### [Exercise goal]
Every record must be repeated exactly; omit any pictures they contain.

### [Task material]
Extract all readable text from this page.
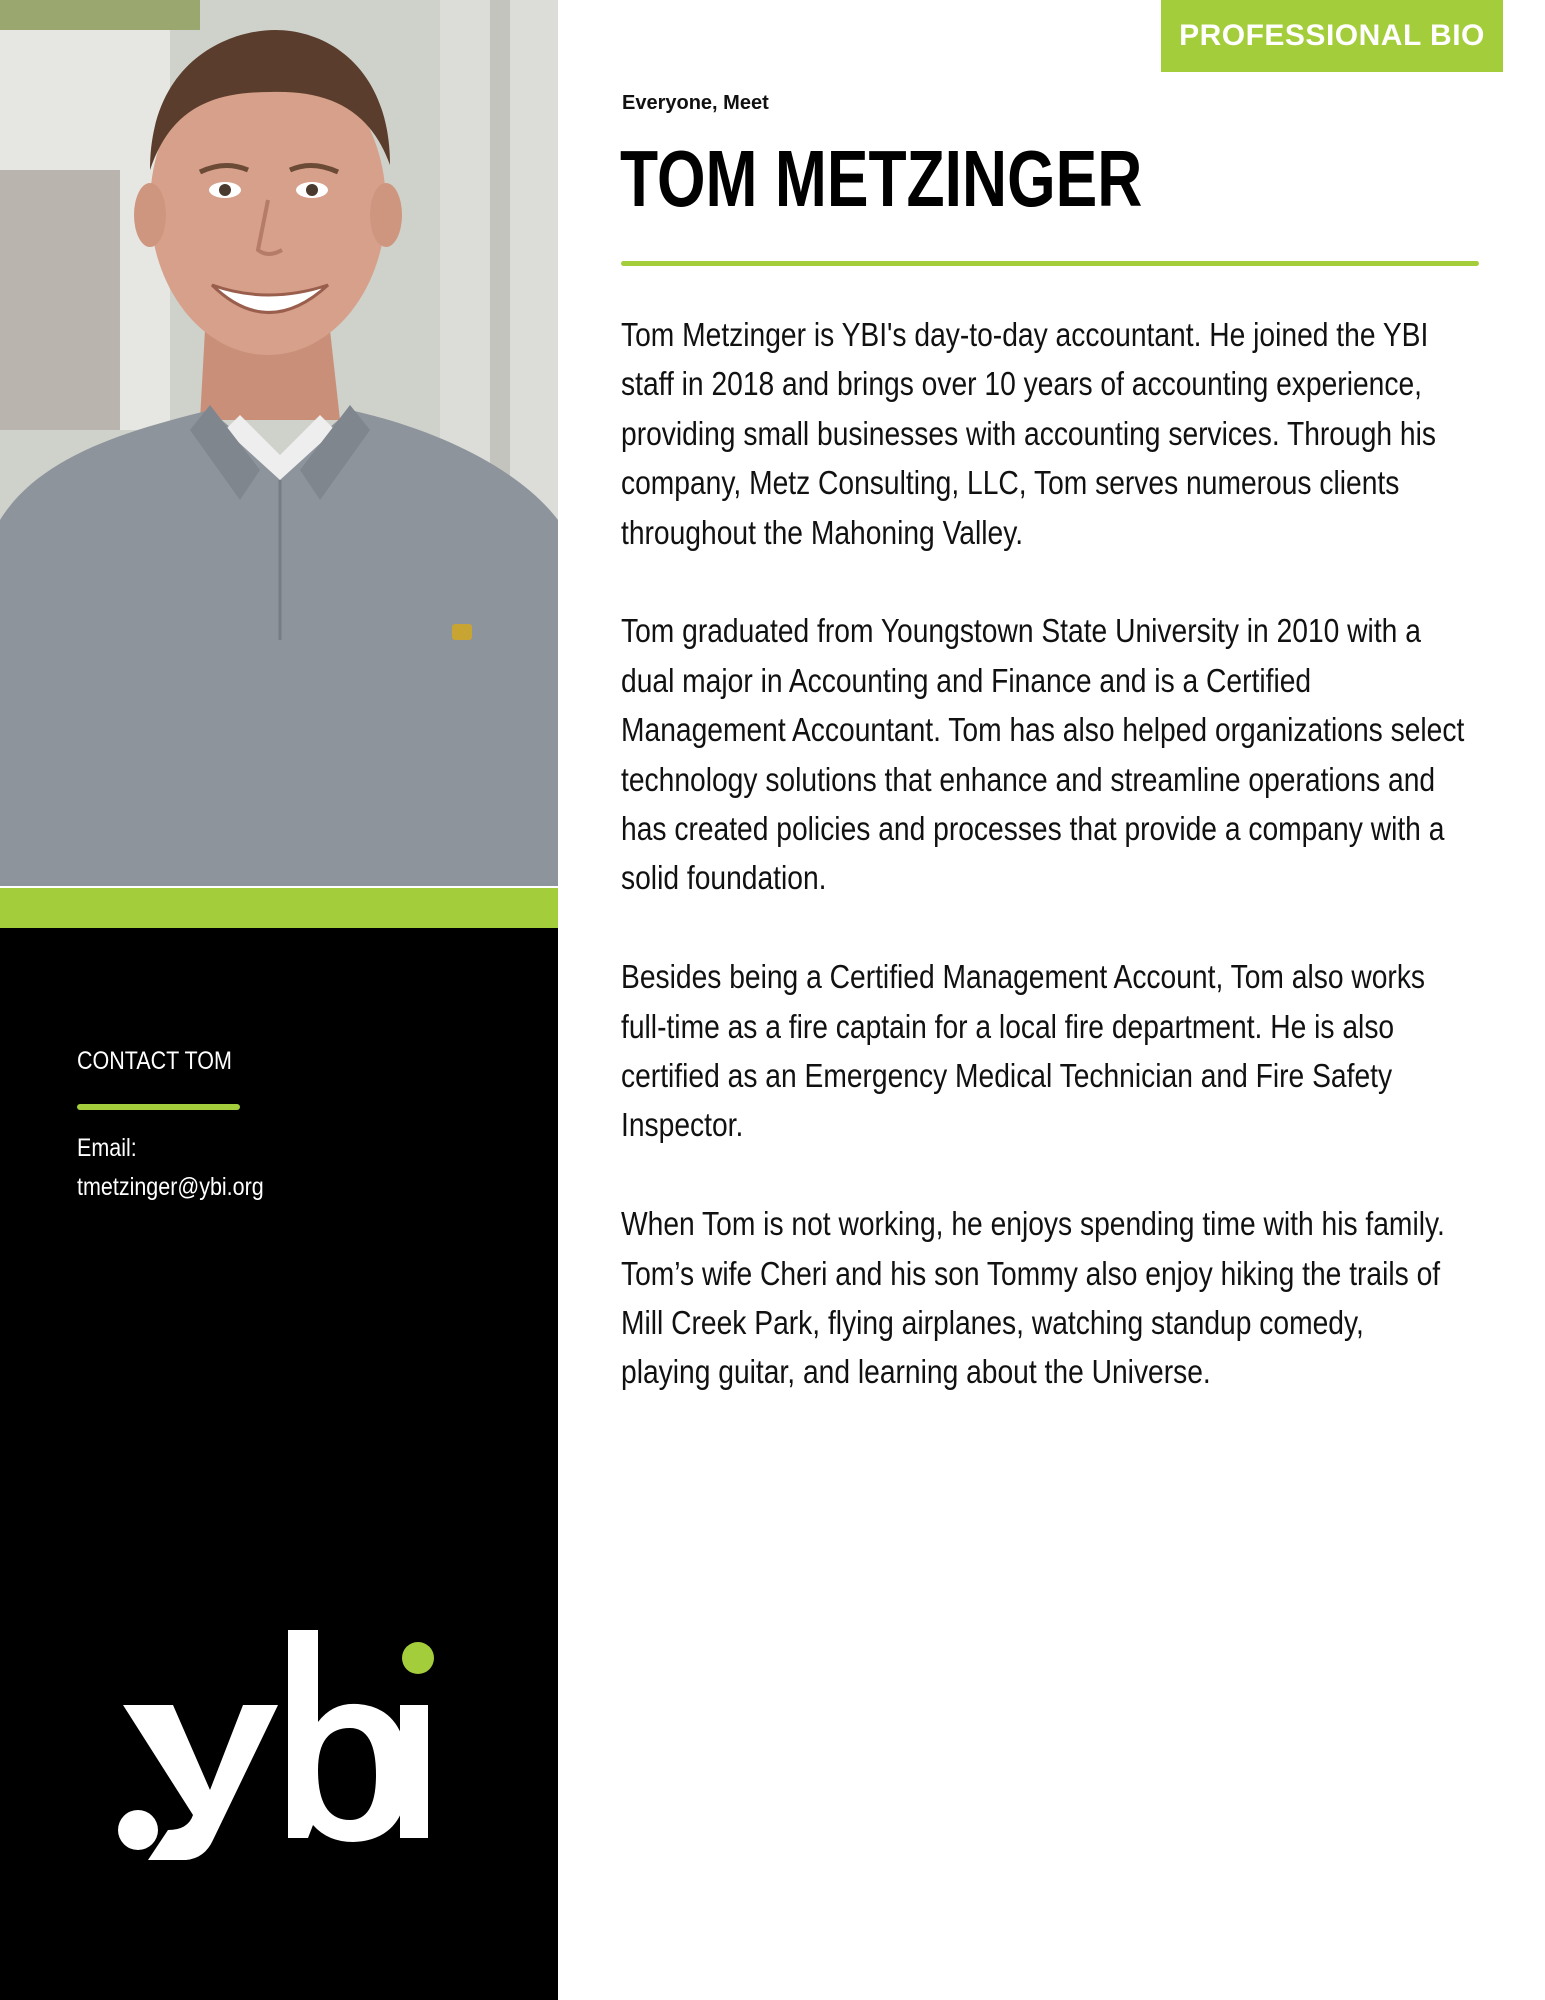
CONTACT TOM
Email:
tmetzinger@ybi.org
Where Grit
Meets Growth
PROFESSIONAL BIO
Everyone, Meet
TOM METZINGER

Tom Metzinger is YBI's day-to-day accountant. He joined the YBI
staff in 2018 and brings over 10 years of accounting experience,
providing small businesses with accounting services. Through his
company, Metz Consulting, LLC, Tom serves numerous clients
throughout the Mahoning Valley.

Tom graduated from Youngstown State University in 2010 with a
dual major in Accounting and Finance and is a Certified
Management Accountant. Tom has also helped organizations select
technology solutions that enhance and streamline operations and
has created policies and processes that provide a company with a
solid foundation.

Besides being a Certified Management Account, Tom also works
full-time as a fire captain for a local fire department. He is also
certified as an Emergency Medical Technician and Fire Safety
Inspector.

When Tom is not working, he enjoys spending time with his family.
Tom’s wife Cheri and his son Tommy also enjoy hiking the trails of
Mill Creek Park, flying airplanes, watching standup comedy,
playing guitar, and learning about the Universe.
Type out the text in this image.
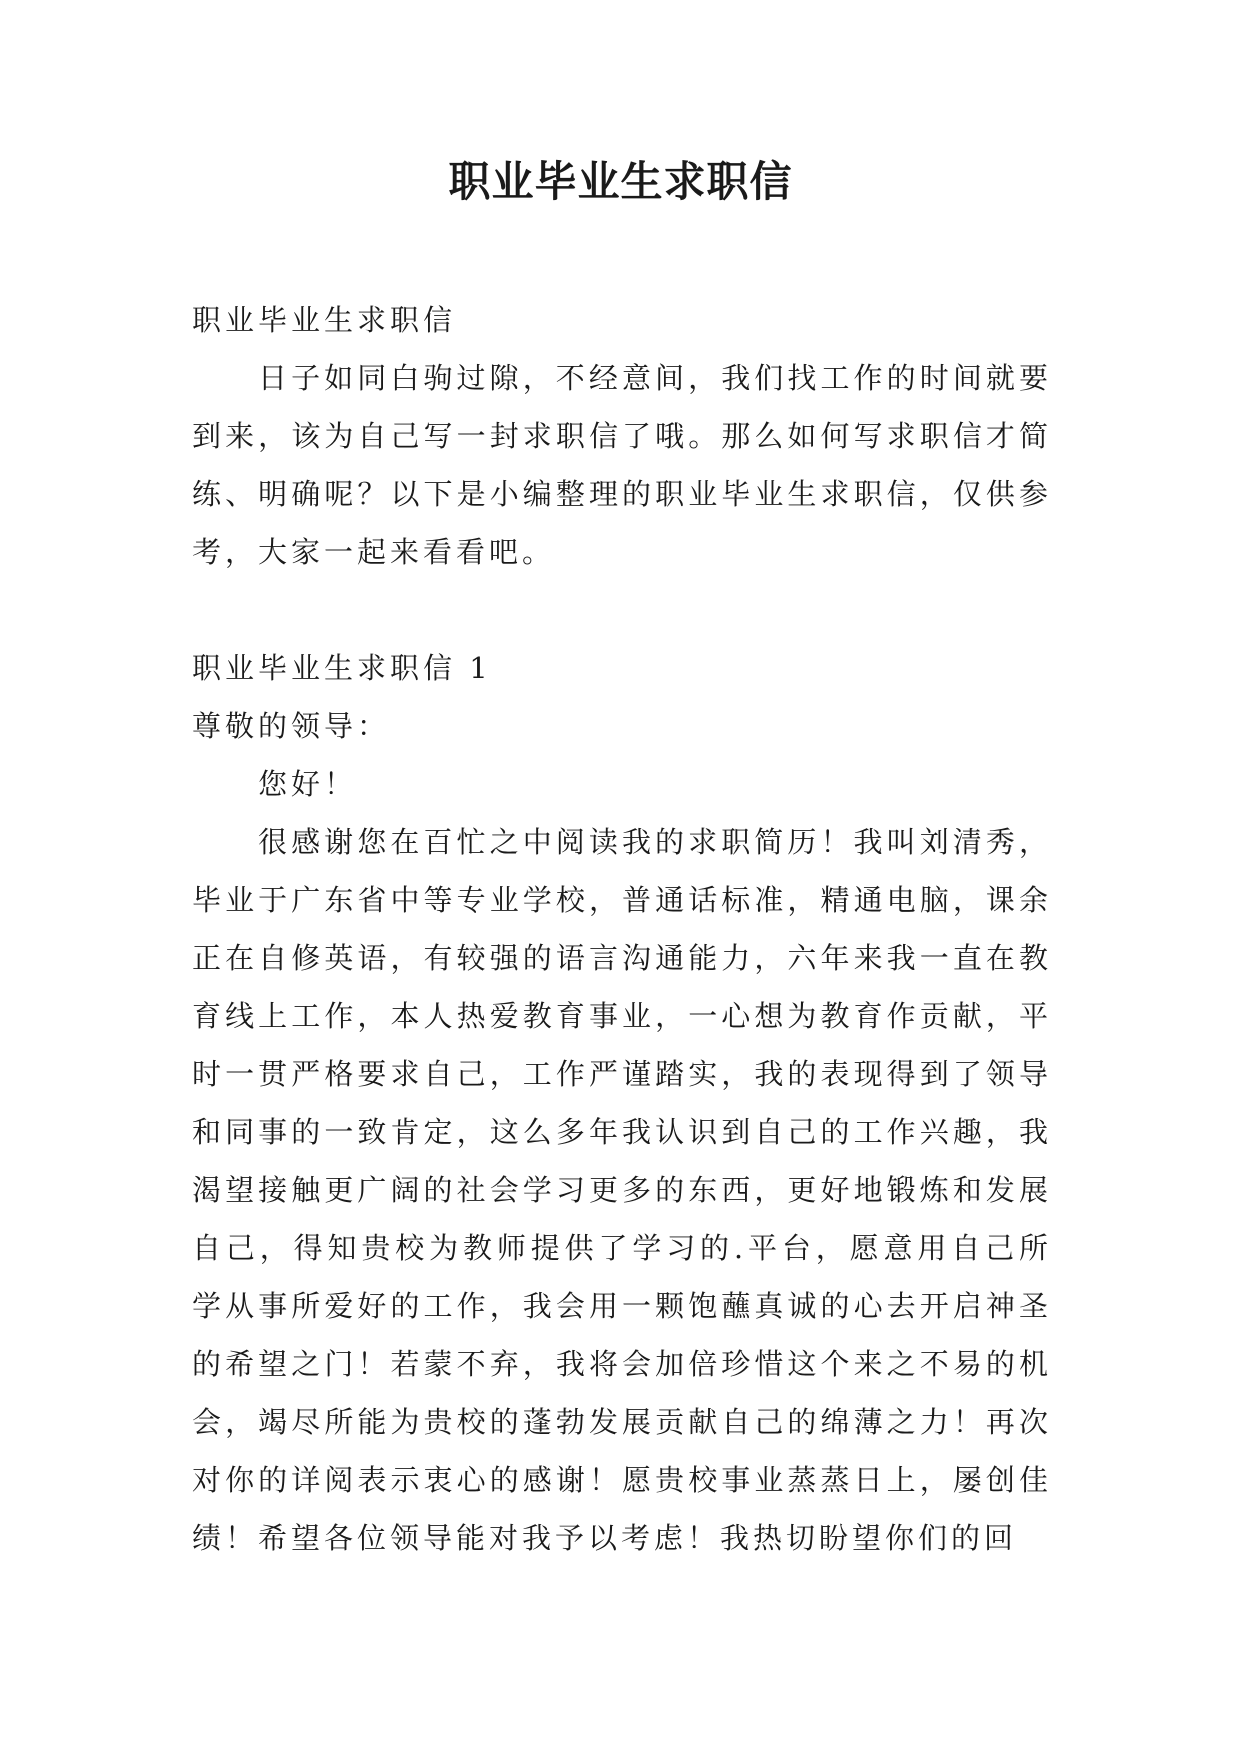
职业毕业生求职信

职业毕业生求职信

日子如同白驹过隙，不经意间，我们找工作的时间就要到来，该为自己写一封求职信了哦。那么如何写求职信才简练、明确呢？以下是小编整理的职业毕业生求职信，仅供参考，大家一起来看看吧。

职业毕业生求职信 1

尊敬的领导：

您好！

很感谢您在百忙之中阅读我的求职简历！我叫刘清秀，毕业于广东省中等专业学校，普通话标准，精通电脑，课余正在自修英语，有较强的语言沟通能力，六年来我一直在教育线上工作，本人热爱教育事业，一心想为教育作贡献，平时一贯严格要求自己，工作严谨踏实，我的表现得到了领导和同事的一致肯定，这么多年我认识到自己的工作兴趣，我渴望接触更广阔的社会学习更多的东西，更好地锻炼和发展自己，得知贵校为教师提供了学习的.平台，愿意用自己所学从事所爱好的工作，我会用一颗饱蘸真诚的心去开启神圣的希望之门！若蒙不弃，我将会加倍珍惜这个来之不易的机会，竭尽所能为贵校的蓬勃发展贡献自己的绵薄之力！再次对你的详阅表示衷心的感谢！愿贵校事业蒸蒸日上，屡创佳绩！希望各位领导能对我予以考虑！我热切盼望你们的回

### [Task answer]
Extract all readable text from this page.
CONTACT TOM
Email:
tmetzinger@ybi.org
Where Grit
Meets Growth
PROFESSIONAL BIO
Everyone, Meet
TOM METZINGER

Tom Metzinger is YBI's day-to-day accountant. He joined the YBI
staff in 2018 and brings over 10 years of accounting experience,
providing small businesses with accounting services. Through his
company, Metz Consulting, LLC, Tom serves numerous clients
throughout the Mahoning Valley.

Tom graduated from Youngstown State University in 2010 with a
dual major in Accounting and Finance and is a Certified
Management Accountant. Tom has also helped organizations select
technology solutions that enhance and streamline operations and
has created policies and processes that provide a company with a
solid foundation.

Besides being a Certified Management Account, Tom also works
full-time as a fire captain for a local fire department. He is also
certified as an Emergency Medical Technician and Fire Safety
Inspector.

When Tom is not working, he enjoys spending time with his family.
Tom’s wife Cheri and his son Tommy also enjoy hiking the trails of
Mill Creek Park, flying airplanes, watching standup comedy,
playing guitar, and learning about the Universe.
Type out the text in this image.
职业毕业生求职信

职业毕业生求职信

日子如同白驹过隙，不经意间，我们找工作的时间就要到来，该为自己写一封求职信了哦。那么如何写求职信才简练、明确呢？以下是小编整理的职业毕业生求职信，仅供参考，大家一起来看看吧。

职业毕业生求职信 1

尊敬的领导：

您好！

很感谢您在百忙之中阅读我的求职简历！我叫刘清秀，毕业于广东省中等专业学校，普通话标准，精通电脑，课余正在自修英语，有较强的语言沟通能力，六年来我一直在教育线上工作，本人热爱教育事业，一心想为教育作贡献，平时一贯严格要求自己，工作严谨踏实，我的表现得到了领导和同事的一致肯定，这么多年我认识到自己的工作兴趣，我渴望接触更广阔的社会学习更多的东西，更好地锻炼和发展自己，得知贵校为教师提供了学习的.平台，愿意用自己所学从事所爱好的工作，我会用一颗饱蘸真诚的心去开启神圣的希望之门！若蒙不弃，我将会加倍珍惜这个来之不易的机会，竭尽所能为贵校的蓬勃发展贡献自己的绵薄之力！再次对你的详阅表示衷心的感谢！愿贵校事业蒸蒸日上，屡创佳绩！希望各位领导能对我予以考虑！我热切盼望你们的回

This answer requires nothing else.